- **Job**
Write out the material exactly. Do not include the pictures.

- **Records for processing**

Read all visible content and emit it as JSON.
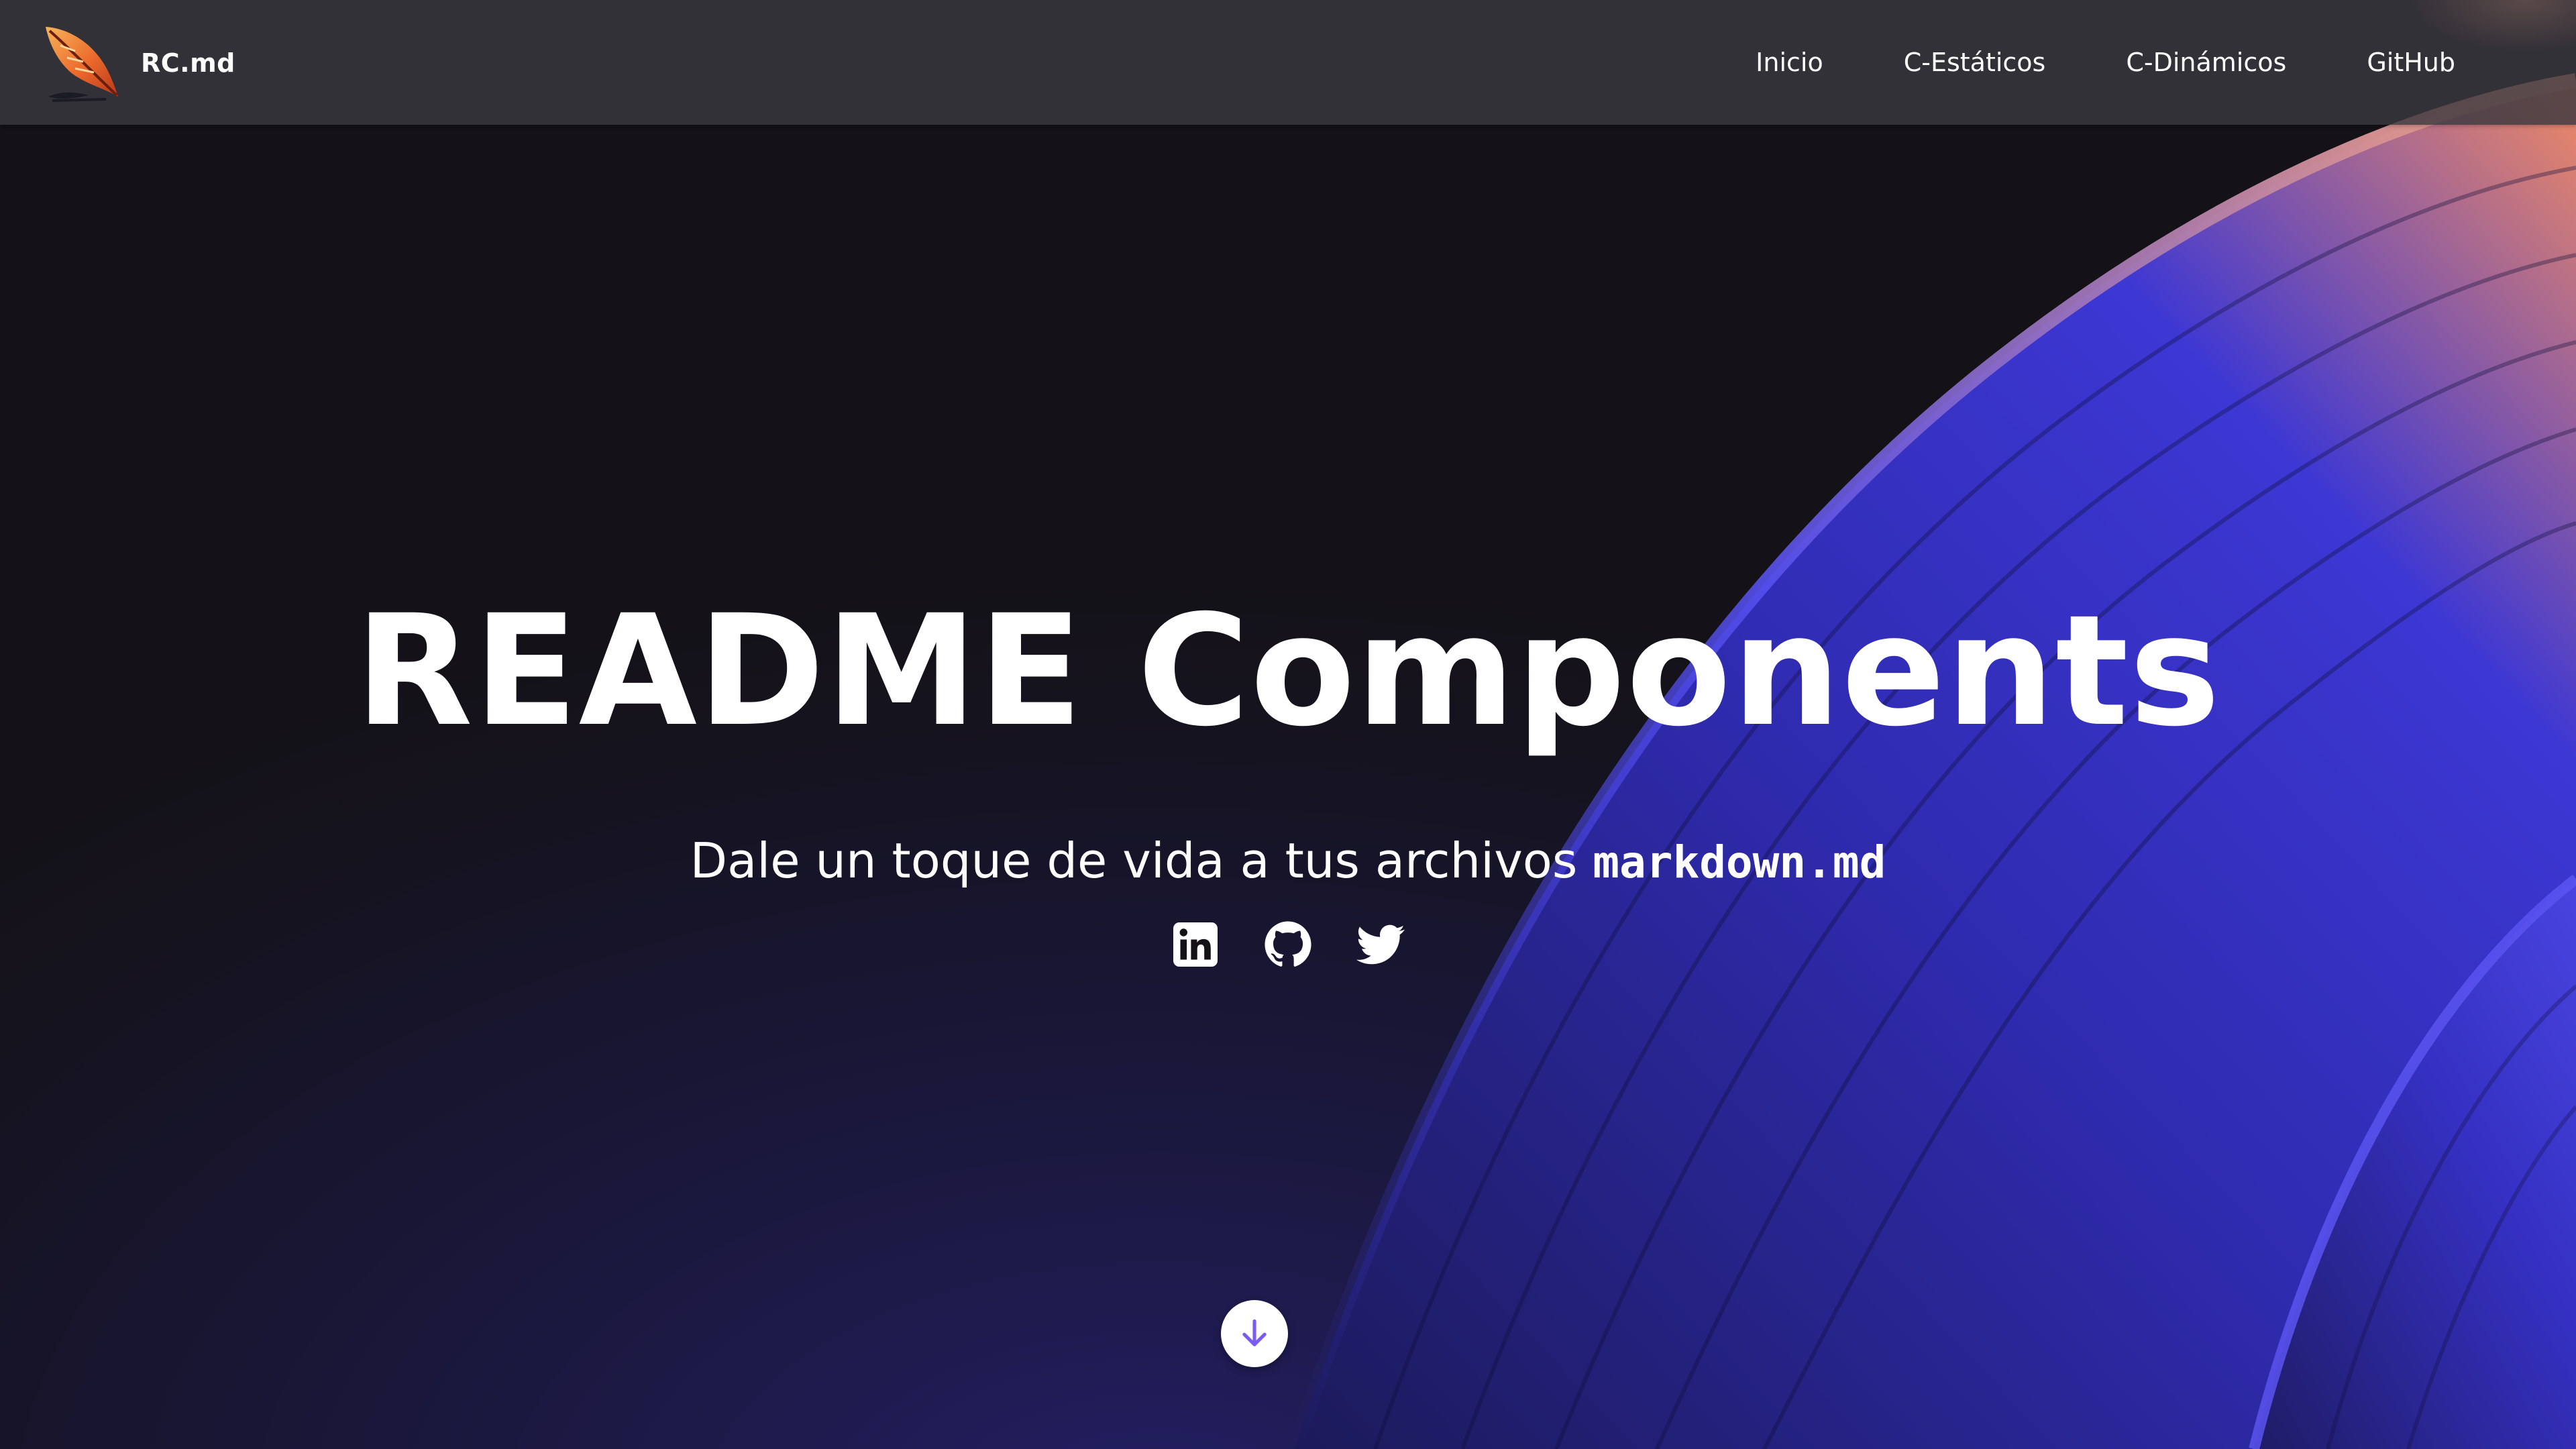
{
  "brand": {
    "name": "RC.md",
    "logo_icon": "quill-feather-icon"
  },
  "nav": {
    "items": [
      {
        "label": "Inicio"
      },
      {
        "label": "C-Estáticos"
      },
      {
        "label": "C-Dinámicos"
      },
      {
        "label": "GitHub"
      }
    ]
  },
  "hero": {
    "title": "README Components",
    "subtitle_text": "Dale un toque de vida a tus archivos ",
    "subtitle_code": "markdown.md"
  },
  "socials": [
    {
      "icon": "linkedin-icon"
    },
    {
      "icon": "github-icon"
    },
    {
      "icon": "twitter-icon"
    }
  ],
  "scroll": {
    "icon": "arrow-down-icon"
  },
  "colors": {
    "background": "#141216",
    "navbar": "#3a3840",
    "accent_blue": "#3a34c8",
    "accent_orange": "#f0906a",
    "arrow_purple": "#7b5cf0",
    "text": "#ffffff"
  }
}
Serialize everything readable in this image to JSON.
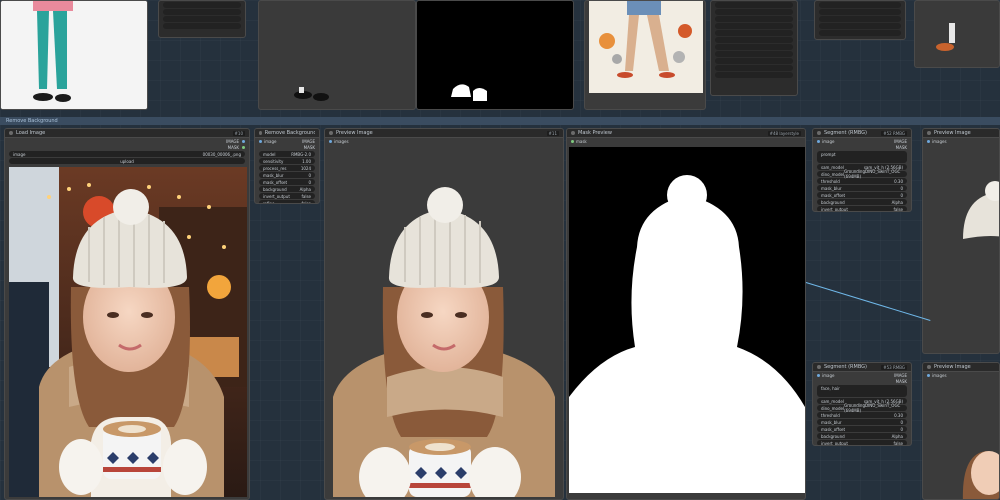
{
  "group": {
    "label": "Remove Background"
  },
  "top_nodes": {
    "small_panel_rows": [
      "",
      "",
      "",
      "",
      "",
      ""
    ],
    "right_panel_rows": [
      "",
      "",
      "",
      "",
      "",
      "",
      "",
      "",
      "",
      "",
      ""
    ],
    "far_right_rows": [
      "",
      "",
      "",
      "",
      ""
    ]
  },
  "load_image": {
    "title": "Load Image",
    "badge": "#10",
    "outputs": [
      "IMAGE",
      "MASK"
    ],
    "image_field": "image",
    "image_value": "00030_00006_.png",
    "upload_label": "upload"
  },
  "remove_bg": {
    "title": "Remove Background (RMBG)",
    "badge": "#45",
    "input": "image",
    "outputs": [
      "IMAGE",
      "MASK"
    ],
    "widgets": [
      {
        "label": "model",
        "value": "RMBG-2.0"
      },
      {
        "label": "sensitivity",
        "value": "1.00"
      },
      {
        "label": "process_res",
        "value": "1024"
      },
      {
        "label": "mask_blur",
        "value": "0"
      },
      {
        "label": "mask_offset",
        "value": "0"
      },
      {
        "label": "background",
        "value": "Alpha"
      },
      {
        "label": "invert_output",
        "value": "false"
      },
      {
        "label": "refine",
        "value": "false"
      }
    ]
  },
  "preview_image": {
    "title": "Preview Image",
    "badge": "#11",
    "input": "images"
  },
  "mask_preview": {
    "title": "Mask Preview",
    "badge": "#48 layerstyle",
    "input": "mask"
  },
  "segment_top": {
    "title": "Segment (RMBG)",
    "badge": "#52 RMBG",
    "input": "image",
    "outputs": [
      "IMAGE",
      "MASK"
    ],
    "prompt_label": "prompt",
    "widgets": [
      {
        "label": "sam_model",
        "value": "sam_vit_h (2.56GB)"
      },
      {
        "label": "dino_model",
        "value": "GroundingDINO_SwinT_OGC (694MB)"
      },
      {
        "label": "threshold",
        "value": "0.30"
      },
      {
        "label": "mask_blur",
        "value": "0"
      },
      {
        "label": "mask_offset",
        "value": "0"
      },
      {
        "label": "background",
        "value": "Alpha"
      },
      {
        "label": "invert_output",
        "value": "false"
      }
    ]
  },
  "segment_bottom": {
    "title": "Segment (RMBG)",
    "badge": "#53 RMBG",
    "input": "image",
    "outputs": [
      "IMAGE",
      "MASK"
    ],
    "prompt_label": "face, hair",
    "widgets": [
      {
        "label": "sam_model",
        "value": "sam_vit_h (2.56GB)"
      },
      {
        "label": "dino_model",
        "value": "GroundingDINO_SwinT_OGC (694MB)"
      },
      {
        "label": "threshold",
        "value": "0.30"
      },
      {
        "label": "mask_blur",
        "value": "0"
      },
      {
        "label": "mask_offset",
        "value": "0"
      },
      {
        "label": "background",
        "value": "Alpha"
      },
      {
        "label": "invert_output",
        "value": "false"
      }
    ]
  },
  "preview_right_top": {
    "title": "Preview Image",
    "input": "images"
  },
  "preview_right_bottom": {
    "title": "Preview Image",
    "input": "images"
  }
}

- **Complete answer**
Read all visible content and emit it as JSON.
{
  "brand": {
    "name": "RC.md",
    "logo_icon": "quill-feather-icon"
  },
  "nav": {
    "items": [
      {
        "label": "Inicio"
      },
      {
        "label": "C-Estáticos"
      },
      {
        "label": "C-Dinámicos"
      },
      {
        "label": "GitHub"
      }
    ]
  },
  "hero": {
    "title": "README Components",
    "subtitle_text": "Dale un toque de vida a tus archivos ",
    "subtitle_code": "markdown.md"
  },
  "socials": [
    {
      "icon": "linkedin-icon"
    },
    {
      "icon": "github-icon"
    },
    {
      "icon": "twitter-icon"
    }
  ],
  "scroll": {
    "icon": "arrow-down-icon"
  },
  "colors": {
    "background": "#141216",
    "navbar": "#3a3840",
    "accent_blue": "#3a34c8",
    "accent_orange": "#f0906a",
    "arrow_purple": "#7b5cf0",
    "text": "#ffffff"
  }
}
Serialize everything readable in this image to JSON.
{
  "group": {
    "label": "Remove Background"
  },
  "top_nodes": {
    "small_panel_rows": [
      "",
      "",
      "",
      "",
      "",
      ""
    ],
    "right_panel_rows": [
      "",
      "",
      "",
      "",
      "",
      "",
      "",
      "",
      "",
      "",
      ""
    ],
    "far_right_rows": [
      "",
      "",
      "",
      "",
      ""
    ]
  },
  "load_image": {
    "title": "Load Image",
    "badge": "#10",
    "outputs": [
      "IMAGE",
      "MASK"
    ],
    "image_field": "image",
    "image_value": "00030_00006_.png",
    "upload_label": "upload"
  },
  "remove_bg": {
    "title": "Remove Background (RMBG)",
    "badge": "#45",
    "input": "image",
    "outputs": [
      "IMAGE",
      "MASK"
    ],
    "widgets": [
      {
        "label": "model",
        "value": "RMBG-2.0"
      },
      {
        "label": "sensitivity",
        "value": "1.00"
      },
      {
        "label": "process_res",
        "value": "1024"
      },
      {
        "label": "mask_blur",
        "value": "0"
      },
      {
        "label": "mask_offset",
        "value": "0"
      },
      {
        "label": "background",
        "value": "Alpha"
      },
      {
        "label": "invert_output",
        "value": "false"
      },
      {
        "label": "refine",
        "value": "false"
      }
    ]
  },
  "preview_image": {
    "title": "Preview Image",
    "badge": "#11",
    "input": "images"
  },
  "mask_preview": {
    "title": "Mask Preview",
    "badge": "#48 layerstyle",
    "input": "mask"
  },
  "segment_top": {
    "title": "Segment (RMBG)",
    "badge": "#52 RMBG",
    "input": "image",
    "outputs": [
      "IMAGE",
      "MASK"
    ],
    "prompt_label": "prompt",
    "widgets": [
      {
        "label": "sam_model",
        "value": "sam_vit_h (2.56GB)"
      },
      {
        "label": "dino_model",
        "value": "GroundingDINO_SwinT_OGC (694MB)"
      },
      {
        "label": "threshold",
        "value": "0.30"
      },
      {
        "label": "mask_blur",
        "value": "0"
      },
      {
        "label": "mask_offset",
        "value": "0"
      },
      {
        "label": "background",
        "value": "Alpha"
      },
      {
        "label": "invert_output",
        "value": "false"
      }
    ]
  },
  "segment_bottom": {
    "title": "Segment (RMBG)",
    "badge": "#53 RMBG",
    "input": "image",
    "outputs": [
      "IMAGE",
      "MASK"
    ],
    "prompt_label": "face, hair",
    "widgets": [
      {
        "label": "sam_model",
        "value": "sam_vit_h (2.56GB)"
      },
      {
        "label": "dino_model",
        "value": "GroundingDINO_SwinT_OGC (694MB)"
      },
      {
        "label": "threshold",
        "value": "0.30"
      },
      {
        "label": "mask_blur",
        "value": "0"
      },
      {
        "label": "mask_offset",
        "value": "0"
      },
      {
        "label": "background",
        "value": "Alpha"
      },
      {
        "label": "invert_output",
        "value": "false"
      }
    ]
  },
  "preview_right_top": {
    "title": "Preview Image",
    "input": "images"
  },
  "preview_right_bottom": {
    "title": "Preview Image",
    "input": "images"
  }
}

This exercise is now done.